| DIRECTIONS |
Retype the data that follows line by line, exactly, and leave its pictures out.

[Stored data]
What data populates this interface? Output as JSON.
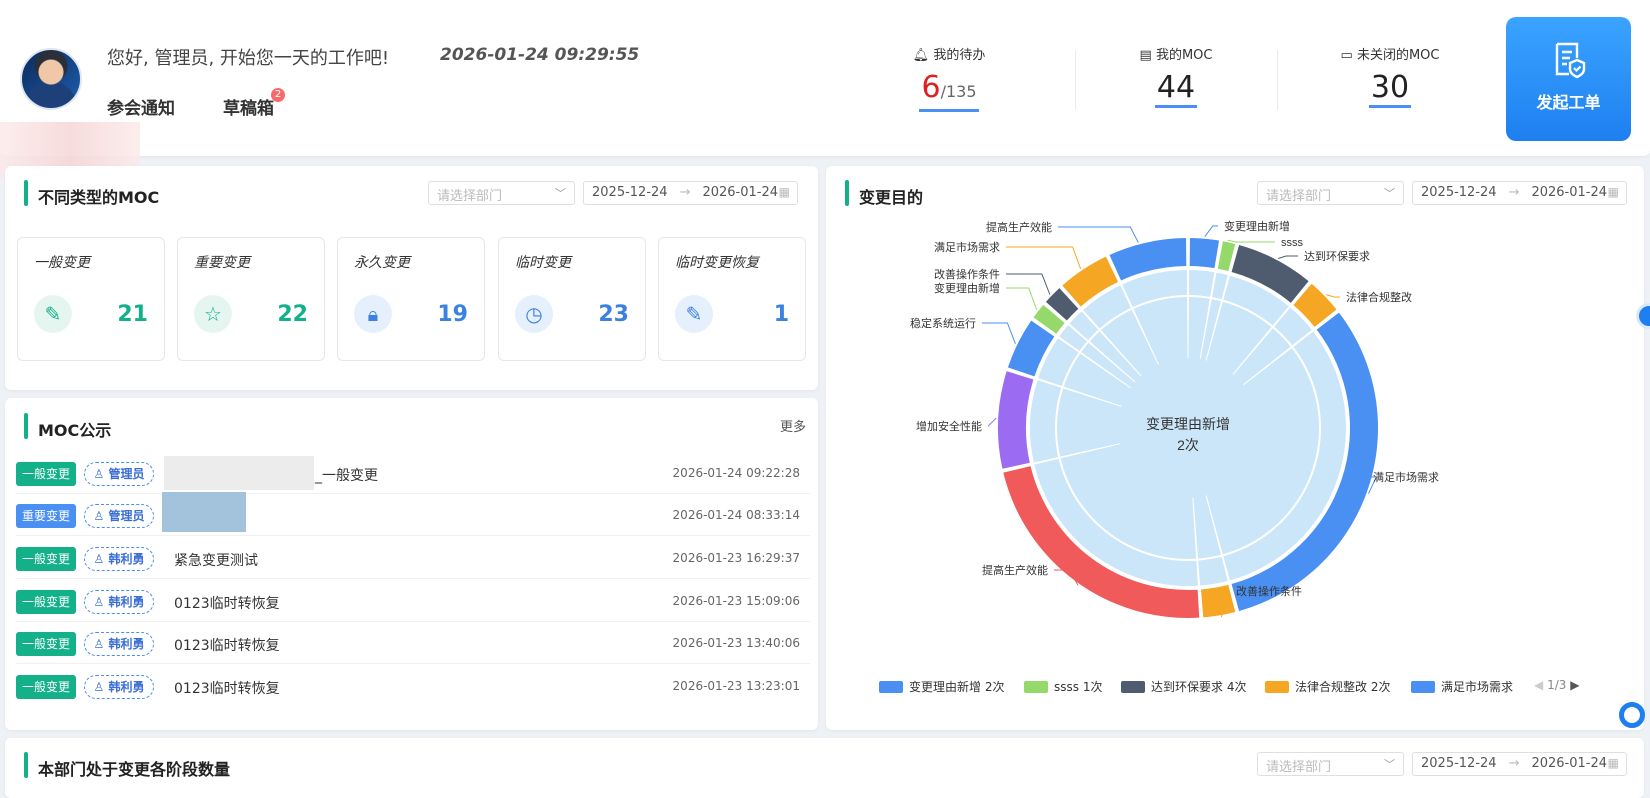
{
  "header": {
    "greeting": "您好, 管理员, 开始您一天的工作吧!",
    "datetime": "2026-01-24 09:29:55",
    "links": {
      "meeting": "参会通知",
      "drafts": "草稿箱",
      "drafts_badge": "2"
    },
    "stats": {
      "todo": {
        "label": "我的待办",
        "value": "6",
        "total": "/135"
      },
      "my_moc": {
        "label": "我的MOC",
        "value": "44"
      },
      "open_moc": {
        "label": "未关闭的MOC",
        "value": "30"
      }
    },
    "launch_button": "发起工单"
  },
  "moc_types": {
    "title": "不同类型的MOC",
    "dept_placeholder": "请选择部门",
    "date_start": "2025-12-24",
    "date_end": "2026-01-24",
    "cards": [
      {
        "name": "一般变更",
        "count": "21",
        "icon": "edit-icon"
      },
      {
        "name": "重要变更",
        "count": "22",
        "icon": "star-icon"
      },
      {
        "name": "永久变更",
        "count": "19",
        "icon": "lock-icon"
      },
      {
        "name": "临时变更",
        "count": "23",
        "icon": "clock-icon"
      },
      {
        "name": "临时变更恢复",
        "count": "1",
        "icon": "edit-icon"
      }
    ]
  },
  "notice": {
    "title": "MOC公示",
    "more": "更多",
    "rows": [
      {
        "type": "一般变更",
        "user": "管理员",
        "title": "_一般变更",
        "time": "2026-01-24 09:22:28"
      },
      {
        "type": "重要变更",
        "user": "管理员",
        "title": "",
        "time": "2026-01-24 08:33:14"
      },
      {
        "type": "一般变更",
        "user": "韩利勇",
        "title": "紧急变更测试",
        "time": "2026-01-23 16:29:37"
      },
      {
        "type": "一般变更",
        "user": "韩利勇",
        "title": "0123临时转恢复",
        "time": "2026-01-23 15:09:06"
      },
      {
        "type": "一般变更",
        "user": "韩利勇",
        "title": "0123临时转恢复",
        "time": "2026-01-23 13:40:06"
      },
      {
        "type": "一般变更",
        "user": "韩利勇",
        "title": "0123临时转恢复",
        "time": "2026-01-23 13:23:01"
      }
    ]
  },
  "purpose": {
    "title": "变更目的",
    "dept_placeholder": "请选择部门",
    "date_start": "2025-12-24",
    "date_end": "2026-01-24",
    "center_label": "变更理由新增",
    "center_value": "2次",
    "pager": "1/3",
    "colors": {
      "blue": "#4a8ff2",
      "green": "#95d96b",
      "slate": "#4f5b6e",
      "orange": "#f5a623",
      "purple": "#9b6cf2",
      "red": "#f05a5a"
    }
  },
  "chart_data": {
    "type": "pie",
    "center": {
      "label": "变更理由新增",
      "value": "2次"
    },
    "slice_labels": [
      "变更理由新增",
      "ssss",
      "达到环保要求",
      "法律合规整改",
      "满足市场需求",
      "改善操作条件",
      "提高生产效能",
      "增加安全性能",
      "稳定系统运行",
      "变更理由新增",
      "改善操作条件",
      "满足市场需求",
      "提高生产效能"
    ],
    "legend": [
      {
        "name": "变更理由新增",
        "value": "2次"
      },
      {
        "name": "ssss",
        "value": "1次"
      },
      {
        "name": "达到环保要求",
        "value": "4次"
      },
      {
        "name": "法律合规整改",
        "value": "2次"
      },
      {
        "name": "满足市场需求",
        "value": ""
      }
    ]
  },
  "stage": {
    "title": "本部门处于变更各阶段数量",
    "dept_placeholder": "请选择部门",
    "date_start": "2025-12-24",
    "date_end": "2026-01-24"
  }
}
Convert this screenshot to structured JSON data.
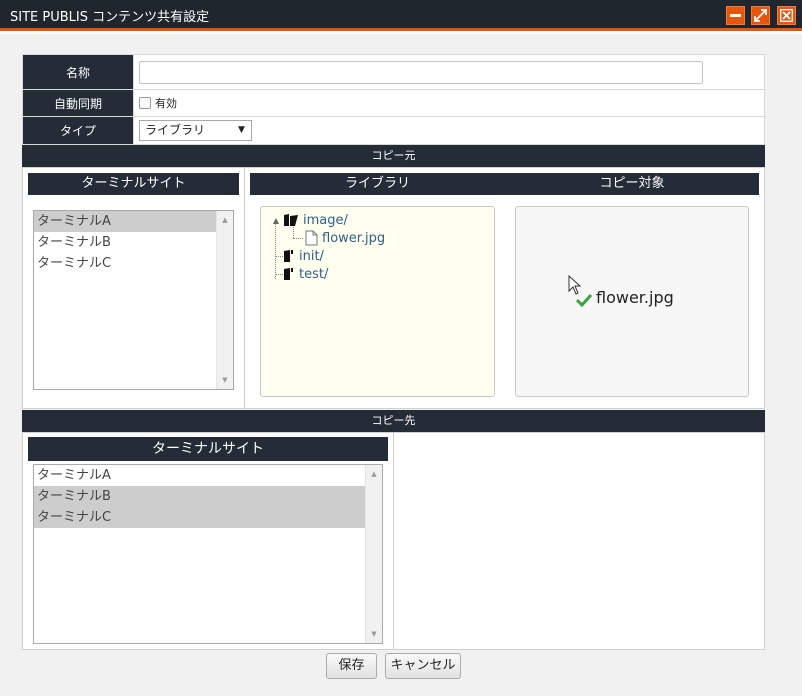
{
  "window": {
    "title": "SITE PUBLIS コンテンツ共有設定"
  },
  "form": {
    "name_label": "名称",
    "name_value": "",
    "sync_label": "自動同期",
    "sync_checkbox_label": "有効",
    "sync_checked": false,
    "type_label": "タイプ",
    "type_selected": "ライブラリ"
  },
  "source": {
    "section_title": "コピー元",
    "terminal_header": "ターミナルサイト",
    "terminals": [
      {
        "label": "ターミナルA",
        "selected": true
      },
      {
        "label": "ターミナルB",
        "selected": false
      },
      {
        "label": "ターミナルC",
        "selected": false
      }
    ],
    "library_header": "ライブラリ",
    "tree": {
      "root": "image/",
      "child": "flower.jpg",
      "folder2": "init/",
      "folder3": "test/"
    },
    "target_header": "コピー対象",
    "target_item": "flower.jpg"
  },
  "destination": {
    "section_title": "コピー先",
    "terminal_header": "ターミナルサイト",
    "terminals": [
      {
        "label": "ターミナルA",
        "selected": false
      },
      {
        "label": "ターミナルB",
        "selected": true
      },
      {
        "label": "ターミナルC",
        "selected": true
      }
    ]
  },
  "buttons": {
    "save": "保存",
    "cancel": "キャンセル"
  },
  "colors": {
    "header_bg": "#242c38",
    "accent": "#e8560e",
    "tree_bg": "#fffff0"
  }
}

| TASK RESPONSE |
What data populates this interface? Output as JSON.
{
  "header": {
    "greeting": "您好, 管理员, 开始您一天的工作吧!",
    "datetime": "2026-01-24 09:29:55",
    "links": {
      "meeting": "参会通知",
      "drafts": "草稿箱",
      "drafts_badge": "2"
    },
    "stats": {
      "todo": {
        "label": "我的待办",
        "value": "6",
        "total": "/135"
      },
      "my_moc": {
        "label": "我的MOC",
        "value": "44"
      },
      "open_moc": {
        "label": "未关闭的MOC",
        "value": "30"
      }
    },
    "launch_button": "发起工单"
  },
  "moc_types": {
    "title": "不同类型的MOC",
    "dept_placeholder": "请选择部门",
    "date_start": "2025-12-24",
    "date_end": "2026-01-24",
    "cards": [
      {
        "name": "一般变更",
        "count": "21",
        "icon": "edit-icon"
      },
      {
        "name": "重要变更",
        "count": "22",
        "icon": "star-icon"
      },
      {
        "name": "永久变更",
        "count": "19",
        "icon": "lock-icon"
      },
      {
        "name": "临时变更",
        "count": "23",
        "icon": "clock-icon"
      },
      {
        "name": "临时变更恢复",
        "count": "1",
        "icon": "edit-icon"
      }
    ]
  },
  "notice": {
    "title": "MOC公示",
    "more": "更多",
    "rows": [
      {
        "type": "一般变更",
        "user": "管理员",
        "title": "_一般变更",
        "time": "2026-01-24 09:22:28"
      },
      {
        "type": "重要变更",
        "user": "管理员",
        "title": "",
        "time": "2026-01-24 08:33:14"
      },
      {
        "type": "一般变更",
        "user": "韩利勇",
        "title": "紧急变更测试",
        "time": "2026-01-23 16:29:37"
      },
      {
        "type": "一般变更",
        "user": "韩利勇",
        "title": "0123临时转恢复",
        "time": "2026-01-23 15:09:06"
      },
      {
        "type": "一般变更",
        "user": "韩利勇",
        "title": "0123临时转恢复",
        "time": "2026-01-23 13:40:06"
      },
      {
        "type": "一般变更",
        "user": "韩利勇",
        "title": "0123临时转恢复",
        "time": "2026-01-23 13:23:01"
      }
    ]
  },
  "purpose": {
    "title": "变更目的",
    "dept_placeholder": "请选择部门",
    "date_start": "2025-12-24",
    "date_end": "2026-01-24",
    "center_label": "变更理由新增",
    "center_value": "2次",
    "pager": "1/3",
    "colors": {
      "blue": "#4a8ff2",
      "green": "#95d96b",
      "slate": "#4f5b6e",
      "orange": "#f5a623",
      "purple": "#9b6cf2",
      "red": "#f05a5a"
    }
  },
  "chart_data": {
    "type": "pie",
    "center": {
      "label": "变更理由新增",
      "value": "2次"
    },
    "slice_labels": [
      "变更理由新增",
      "ssss",
      "达到环保要求",
      "法律合规整改",
      "满足市场需求",
      "改善操作条件",
      "提高生产效能",
      "增加安全性能",
      "稳定系统运行",
      "变更理由新增",
      "改善操作条件",
      "满足市场需求",
      "提高生产效能"
    ],
    "legend": [
      {
        "name": "变更理由新增",
        "value": "2次"
      },
      {
        "name": "ssss",
        "value": "1次"
      },
      {
        "name": "达到环保要求",
        "value": "4次"
      },
      {
        "name": "法律合规整改",
        "value": "2次"
      },
      {
        "name": "满足市场需求",
        "value": ""
      }
    ]
  },
  "stage": {
    "title": "本部门处于变更各阶段数量",
    "dept_placeholder": "请选择部门",
    "date_start": "2025-12-24",
    "date_end": "2026-01-24"
  }
}
Convert this screenshot to structured JSON data.
{
  "window": {
    "title": "SITE PUBLIS コンテンツ共有設定"
  },
  "form": {
    "name_label": "名称",
    "name_value": "",
    "sync_label": "自動同期",
    "sync_checkbox_label": "有効",
    "sync_checked": false,
    "type_label": "タイプ",
    "type_selected": "ライブラリ"
  },
  "source": {
    "section_title": "コピー元",
    "terminal_header": "ターミナルサイト",
    "terminals": [
      {
        "label": "ターミナルA",
        "selected": true
      },
      {
        "label": "ターミナルB",
        "selected": false
      },
      {
        "label": "ターミナルC",
        "selected": false
      }
    ],
    "library_header": "ライブラリ",
    "tree": {
      "root": "image/",
      "child": "flower.jpg",
      "folder2": "init/",
      "folder3": "test/"
    },
    "target_header": "コピー対象",
    "target_item": "flower.jpg"
  },
  "destination": {
    "section_title": "コピー先",
    "terminal_header": "ターミナルサイト",
    "terminals": [
      {
        "label": "ターミナルA",
        "selected": false
      },
      {
        "label": "ターミナルB",
        "selected": true
      },
      {
        "label": "ターミナルC",
        "selected": true
      }
    ]
  },
  "buttons": {
    "save": "保存",
    "cancel": "キャンセル"
  },
  "colors": {
    "header_bg": "#242c38",
    "accent": "#e8560e",
    "tree_bg": "#fffff0"
  }
}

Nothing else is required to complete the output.